_WHAT IS REQUIRED:_ Only a number is wanted here: the number of lines of the data that include "stationnement".

_DATASET EXTRACT:_
↓↓↓

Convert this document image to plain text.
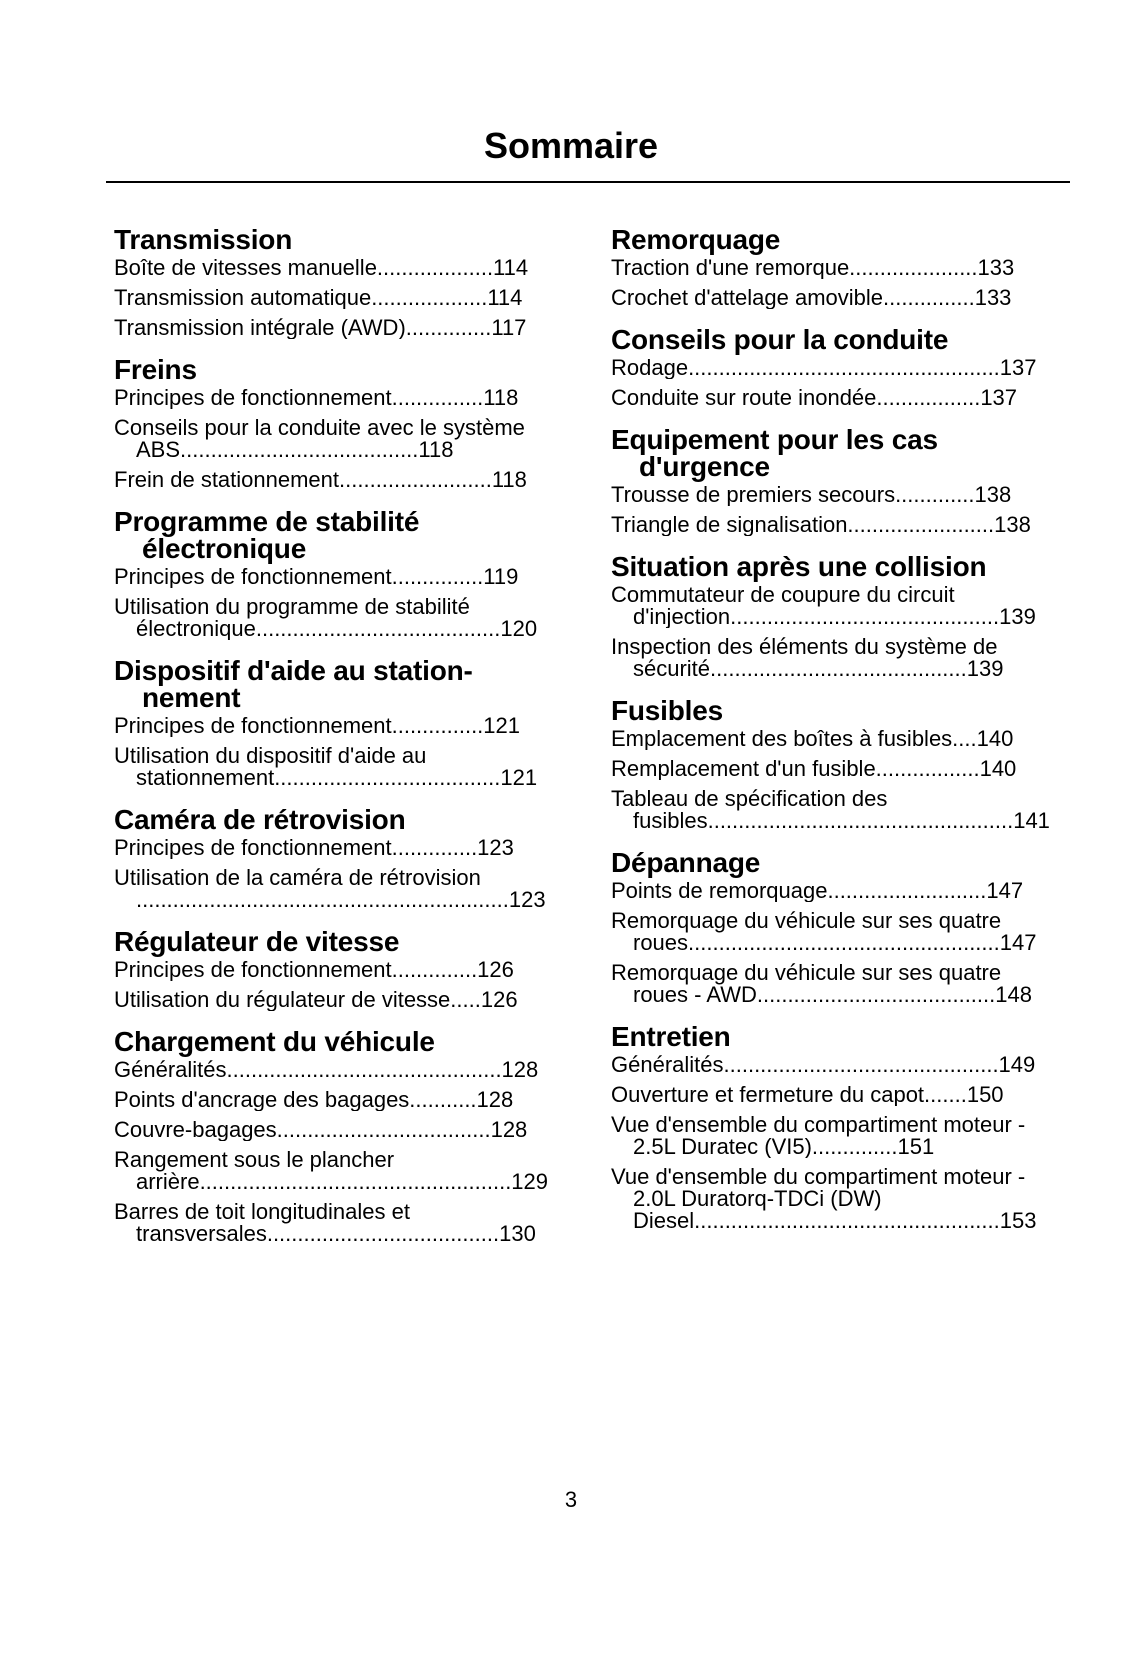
Sommaire
Transmission
Boîte de vitesses manuelle...................114
Transmission automatique...................114
Transmission intégrale (AWD)..............117
Freins
Principes de fonctionnement...............118
Conseils pour la conduite avec le système ABS.......................................118
Frein de stationnement.........................118
Programme de stabilité électronique
Principes de fonctionnement...............119
Utilisation du programme de stabilité électronique........................................120
Dispositif d'aide au station-nement
Principes de fonctionnement...............121
Utilisation du dispositif d'aide au stationnement.....................................121
Caméra de rétrovision
Principes de fonctionnement..............123
Utilisation de la caméra de rétrovision .............................................................123
Régulateur de vitesse
Principes de fonctionnement..............126
Utilisation du régulateur de vitesse.....126
Chargement du véhicule
Généralités.............................................128
Points d'ancrage des bagages...........128
Couvre-bagages...................................128
Rangement sous le plancher arrière...................................................129
Barres de toit longitudinales et transversales......................................130
Remorquage
Traction d'une remorque.....................133
Crochet d'attelage amovible...............133
Conseils pour la conduite
Rodage...................................................137
Conduite sur route inondée.................137
Equipement pour les cas d'urgence
Trousse de premiers secours.............138
Triangle de signalisation........................138
Situation après une collision
Commutateur de coupure du circuit d'injection............................................139
Inspection des éléments du système de sécurité..........................................139
Fusibles
Emplacement des boîtes à fusibles....140
Remplacement d'un fusible.................140
Tableau de spécification des fusibles..................................................141
Dépannage
Points de remorquage..........................147
Remorquage du véhicule sur ses quatre roues...................................................147
Remorquage du véhicule sur ses quatre roues - AWD.......................................148
Entretien
Généralités.............................................149
Ouverture et fermeture du capot.......150
Vue d'ensemble du compartiment moteur - 2.5L Duratec (VI5)..............151
Vue d'ensemble du compartiment moteur - 2.0L Duratorq-TDCi (DW) Diesel..................................................153
3
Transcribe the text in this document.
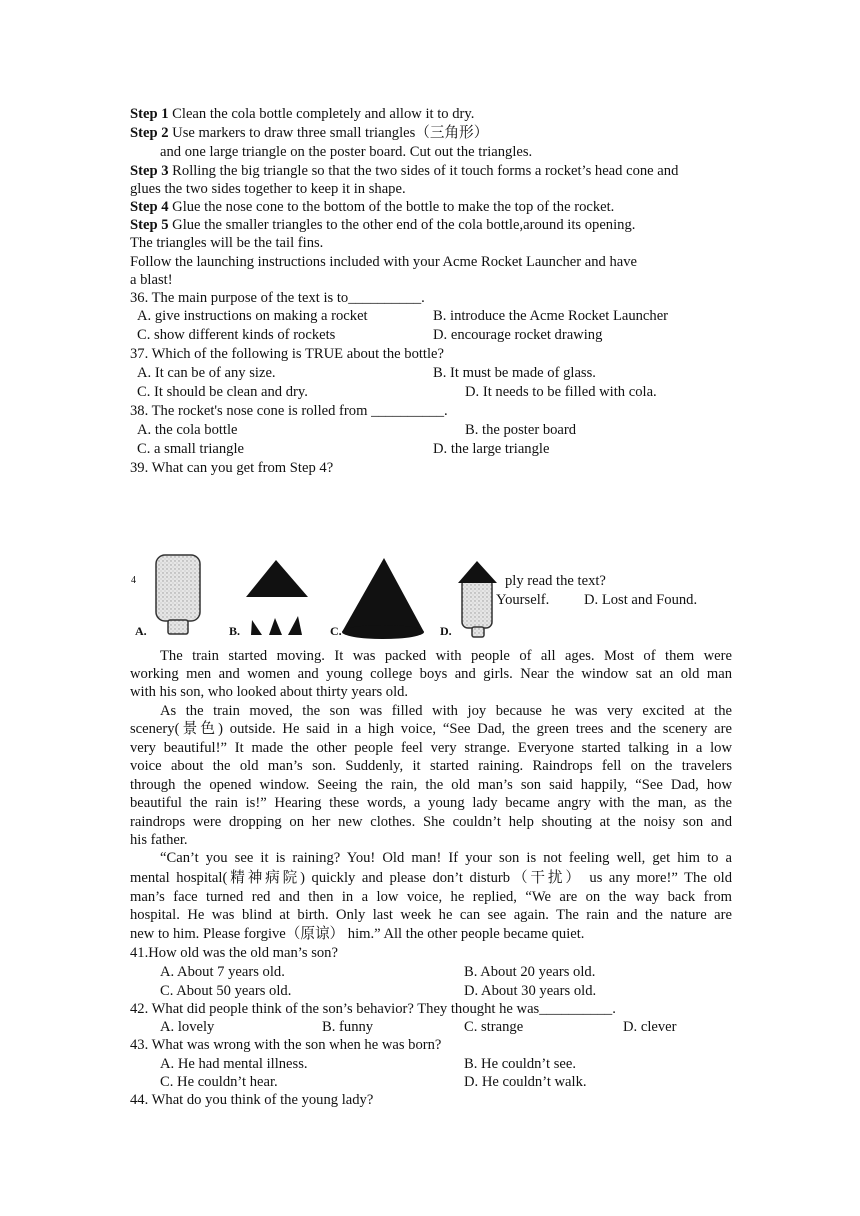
Step 1 Clean the cola bottle completely and allow it to dry.
Step 2 Use markers to draw three small triangles（三角形）
and one large triangle on the poster board. Cut out the triangles.
Step 3 Rolling the big triangle so that the two sides of it touch forms a rocket’s head cone and
glues the two sides together to keep it in shape.
Step 4 Glue the nose cone to the bottom of the bottle to make the top of the rocket.
Step 5 Glue the smaller triangles to the other end of the cola bottle,around its opening.
The triangles will be the tail fins.
Follow the launching instructions included with your Acme Rocket Launcher and have
a blast!
36. The main purpose of the text is to__________.
A. give instructions on making a rocket	B. introduce the Acme Rocket Launcher
C. show different kinds of rockets	D. encourage rocket drawing
37. Which of the following is TRUE about the bottle?
A. It can be of any size.	B. It must be made of glass.
C. It should be clean and dry.	D. It needs to be filled with cola.
38. The rocket's nose cone is rolled from __________.
A. the cola bottle	B. the poster board
C. a small triangle	D. the large triangle
39. What can you get from Step 4?
4	ply read the text?
Yourself. D. Lost and Found.
A.	B.	C.	D.
The train started moving. It was packed with people of all ages. Most of them were
working men and women and young college boys and girls. Near the window sat an old man
with his son, who looked about thirty years old.
As the train moved, the son was filled with joy because he was very excited at the
scenery(景色) outside. He said in a high voice, “See Dad, the green trees and the scenery are
very beautiful!” It made the other people feel very strange. Everyone started talking in a low
voice about the old man’s son. Suddenly, it started raining. Raindrops fell on the travelers
through the opened window. Seeing the rain, the old man’s son said happily, “See Dad, how
beautiful the rain is!” Hearing these words, a young lady became angry with the man, as the
raindrops were dropping on her new clothes. She couldn’t help shouting at the noisy son and
his father.
“Can’t you see it is raining? You! Old man! If your son is not feeling well, get him to a
mental hospital(精神病院) quickly and please don’t disturb（干扰） us any more!” The old
man’s face turned red and then in a low voice, he replied, “We are on the way back from
hospital. He was blind at birth. Only last week he can see again. The rain and the nature are
new to him. Please forgive（原谅） him.” All the other people became quiet.
41.How old was the old man’s son?
A. About 7 years old.	B. About 20 years old.
C. About 50 years old.	D. About 30 years old.
42. What did people think of the son’s behavior? They thought he was__________.
A. lovely	B. funny	C. strange	D. clever
43. What was wrong with the son when he was born?
A. He had mental illness.	B. He couldn’t see.
C. He couldn’t hear.	D. He couldn’t walk.
44. What do you think of the young lady?
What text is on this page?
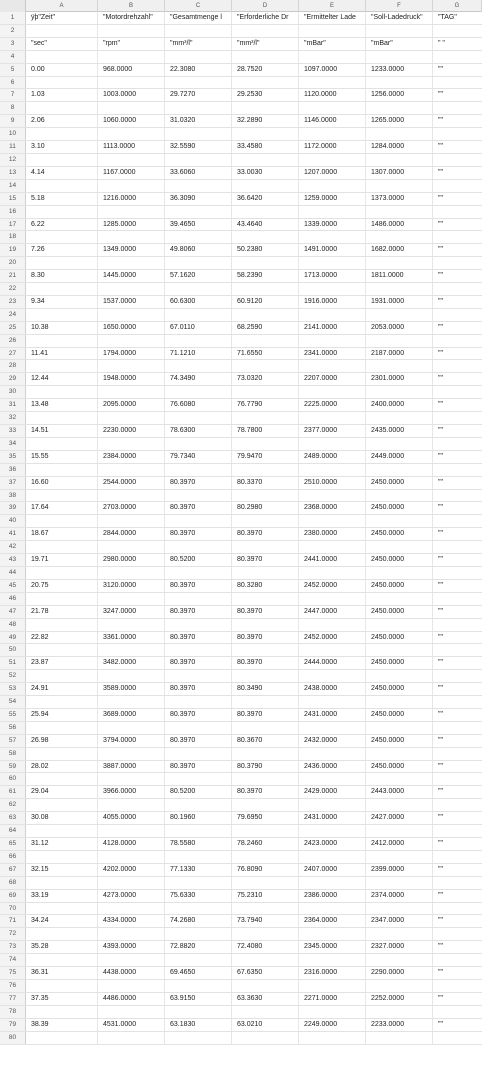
A	B	C	D	E	F	G
1	ÿþ"Zeit"	"Motordrehzahl"	"Gesamtmenge l	"Erforderliche Dr	"Ermittelter Lade	"Soll-Ladedruck"	"TAG"
2
3	"sec"	"rpm"	"mm³/l"	"mm³/l"	"mBar"	"mBar"	" "
4
5	0.00	968.0000	22.3080	28.7520	1097.0000	1233.0000	""
6
7	1.03	1003.0000	29.7270	29.2530	1120.0000	1256.0000	""
8
9	2.06	1060.0000	31.0320	32.2890	1146.0000	1265.0000	""
10
11	3.10	1113.0000	32.5590	33.4580	1172.0000	1284.0000	""
12
13	4.14	1167.0000	33.6060	33.0030	1207.0000	1307.0000	""
14
15	5.18	1216.0000	36.3090	36.6420	1259.0000	1373.0000	""
16
17	6.22	1285.0000	39.4650	43.4640	1339.0000	1486.0000	""
18
19	7.26	1349.0000	49.8060	50.2380	1491.0000	1682.0000	""
20
21	8.30	1445.0000	57.1620	58.2390	1713.0000	1811.0000	""
22
23	9.34	1537.0000	60.6300	60.9120	1916.0000	1931.0000	""
24
25	10.38	1650.0000	67.0110	68.2590	2141.0000	2053.0000	""
26
27	11.41	1794.0000	71.1210	71.6550	2341.0000	2187.0000	""
28
29	12.44	1948.0000	74.3490	73.0320	2207.0000	2301.0000	""
30
31	13.48	2095.0000	76.6080	76.7790	2225.0000	2400.0000	""
32
33	14.51	2230.0000	78.6300	78.7800	2377.0000	2435.0000	""
34
35	15.55	2384.0000	79.7340	79.9470	2489.0000	2449.0000	""
36
37	16.60	2544.0000	80.3970	80.3370	2510.0000	2450.0000	""
38
39	17.64	2703.0000	80.3970	80.2980	2368.0000	2450.0000	""
40
41	18.67	2844.0000	80.3970	80.3970	2380.0000	2450.0000	""
42
43	19.71	2980.0000	80.5200	80.3970	2441.0000	2450.0000	""
44
45	20.75	3120.0000	80.3970	80.3280	2452.0000	2450.0000	""
46
47	21.78	3247.0000	80.3970	80.3970	2447.0000	2450.0000	""
48
49	22.82	3361.0000	80.3970	80.3970	2452.0000	2450.0000	""
50
51	23.87	3482.0000	80.3970	80.3970	2444.0000	2450.0000	""
52
53	24.91	3589.0000	80.3970	80.3490	2438.0000	2450.0000	""
54
55	25.94	3689.0000	80.3970	80.3970	2431.0000	2450.0000	""
56
57	26.98	3794.0000	80.3970	80.3670	2432.0000	2450.0000	""
58
59	28.02	3887.0000	80.3970	80.3790	2436.0000	2450.0000	""
60
61	29.04	3966.0000	80.5200	80.3970	2429.0000	2443.0000	""
62
63	30.08	4055.0000	80.1960	79.6950	2431.0000	2427.0000	""
64
65	31.12	4128.0000	78.5580	78.2460	2423.0000	2412.0000	""
66
67	32.15	4202.0000	77.1330	76.8090	2407.0000	2399.0000	""
68
69	33.19	4273.0000	75.6330	75.2310	2386.0000	2374.0000	""
70
71	34.24	4334.0000	74.2680	73.7940	2364.0000	2347.0000	""
72
73	35.28	4393.0000	72.8820	72.4080	2345.0000	2327.0000	""
74
75	36.31	4438.0000	69.4650	67.6350	2316.0000	2290.0000	""
76
77	37.35	4486.0000	63.9150	63.3630	2271.0000	2252.0000	""
78
79	38.39	4531.0000	63.1830	63.0210	2249.0000	2233.0000	""
80
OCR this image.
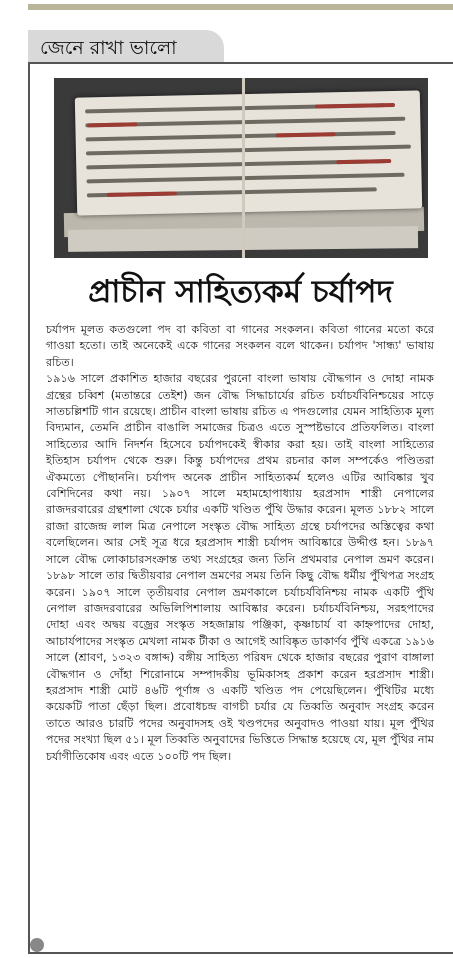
জেনে রাখা ভালো
প্রাচীন সাহিত্যকর্ম চর্যাপদ

চর্যাপদ মূলত কতগুলো পদ বা কবিতা বা গানের সংকলন। কবিতা গানের মতো করে গাওয়া হতো। তাই অনেকেই একে গানের সংকলন বলে থাকেন। চর্যাপদ 'সান্ধ্য' ভাষায় রচিত।

১৯১৬ সালে প্রকাশিত হাজার বছরের পুরনো বাংলা ভাষায় বৌদ্ধগান ও দোহা নামক গ্রন্থের চব্বিশ (মতান্তরে তেইশ) জন বৌদ্ধ সিদ্ধাচার্যের রচিত চর্যাচর্যবিনিশ্চয়ের সাড়ে সাতচল্লিশটি গান রয়েছে। প্রাচীন বাংলা ভাষায় রচিত এ পদগুলোর যেমন সাহিত্যিক মূল্য বিদ্যমান, তেমনি প্রাচীন বাঙালি সমাজের চিত্রও এতে সুস্পষ্টভাবে প্রতিফলিত। বাংলা সাহিত্যের আদি নিদর্শন হিসেবে চর্যাপদকেই স্বীকার করা হয়। তাই বাংলা সাহিত্যের ইতিহাস চর্যাপদ থেকে শুরু। কিন্তু চর্যাপদের প্রথম রচনার কাল সম্পর্কেও পণ্ডিতরা ঐকমত্যে পৌছাননি। চর্যাপদ অনেক প্রাচীন সাহিত্যকর্ম হলেও এটির আবিষ্কার খুব বেশিদিনের কথা নয়। ১৯০৭ সালে মহামহোপাধ্যায় হরপ্রসাদ শাস্ত্রী নেপালের রাজদরবারের গ্রন্থশালা থেকে চর্যার একটি খণ্ডিত পুঁথি উদ্ধার করেন। মূলত ১৮৮২ সালে রাজা রাজেন্দ্র লাল মিত্র নেপালে সংস্কৃত বৌদ্ধ সাহিত্য গ্রন্থে চর্যাপদের অস্তিত্বের কথা বলেছিলেন। আর সেই সূত্র ধরে হরপ্রসাদ শাস্ত্রী চর্যাপদ আবিষ্কারে উদ্দীপ্ত হন। ১৮৯৭ সালে বৌদ্ধ লোকাচারসংক্রান্ত তথ্য সংগ্রহের জন্য তিনি প্রথমবার নেপাল ভ্রমণ করেন। ১৮৯৮ সালে তার দ্বিতীয়বার নেপাল ভ্রমণের সময় তিনি কিছু বৌদ্ধ ধর্মীয় পুঁথিপত্র সংগ্রহ করেন। ১৯০৭ সালে তৃতীয়বার নেপাল ভ্রমণকালে চর্যাচর্যবিনিশ্চয় নামক একটি পুঁথি নেপাল রাজদরবারের অভিলিপিশালায় আবিষ্কার করেন। চর্যাচর্যবিনিশ্চয়, সরহপাদের দোহা এবং অদ্বয় বজ্রের সংস্কৃত সহজাম্নায় পঞ্জিকা, কৃষ্ণাচার্য বা কাহ্নপাদের দোহা, আচার্যপাদের সংস্কৃত মেখলা নামক টীকা ও আগেই আবিষ্কৃত ডাকার্ণব পুঁথি একত্রে ১৯১৬ সালে (শ্রাবণ, ১৩২৩ বঙ্গাব্দ) বঙ্গীয় সাহিত্য পরিষদ থেকে হাজার বছরের পুরাণ বাঙ্গালা বৌদ্ধগান ও দোঁহা শিরোনামে সম্পাদকীয় ভূমিকাসহ প্রকাশ করেন হরপ্রসাদ শাস্ত্রী। হরপ্রসাদ শাস্ত্রী মোট ৪৬টি পূর্ণাঙ্গ ও একটি খণ্ডিত পদ পেয়েছিলেন। পুঁথিটির মধ্যে কয়েকটি পাতা ছেঁড়া ছিল। প্রবোধচন্দ্র বাগচী চর্যার যে তিব্বতি অনুবাদ সংগ্রহ করেন তাতে আরও চারটি পদের অনুবাদসহ ওই খণ্ডপদের অনুবাদও পাওয়া যায়। মূল পুঁথির পদের সংখ্যা ছিল ৫১। মূল তিব্বতি অনুবাদের ভিত্তিতে সিদ্ধান্ত হয়েছে যে, মূল পুঁথির নাম চর্যাগীতিকোষ এবং এতে ১০০টি পদ ছিল।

↑↑↑

_FINISHED EXERCISE:_ 2